**Task objective:** Search the entries for the word "value" and pull out each line that has it.

**** Materials provided

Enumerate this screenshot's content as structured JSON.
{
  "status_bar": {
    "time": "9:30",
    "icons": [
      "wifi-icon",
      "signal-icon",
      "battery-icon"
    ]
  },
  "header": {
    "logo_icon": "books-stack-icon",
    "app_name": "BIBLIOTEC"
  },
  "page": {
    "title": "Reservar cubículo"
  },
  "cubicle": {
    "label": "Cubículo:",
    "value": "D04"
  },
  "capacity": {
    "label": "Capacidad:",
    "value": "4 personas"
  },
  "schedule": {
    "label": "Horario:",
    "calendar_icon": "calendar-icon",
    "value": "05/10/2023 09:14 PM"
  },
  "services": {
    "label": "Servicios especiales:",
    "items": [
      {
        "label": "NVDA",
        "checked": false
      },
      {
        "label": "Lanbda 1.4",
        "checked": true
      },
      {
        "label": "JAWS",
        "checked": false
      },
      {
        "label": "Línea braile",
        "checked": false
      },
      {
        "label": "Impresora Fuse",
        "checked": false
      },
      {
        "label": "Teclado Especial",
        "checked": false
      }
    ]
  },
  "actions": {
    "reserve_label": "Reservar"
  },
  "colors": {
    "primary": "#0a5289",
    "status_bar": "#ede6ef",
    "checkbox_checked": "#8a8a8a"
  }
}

********

**Response to the exercise:**
    "value": "D04"
    "value": "4 personas"
    "value": "05/10/2023 09:14 PM"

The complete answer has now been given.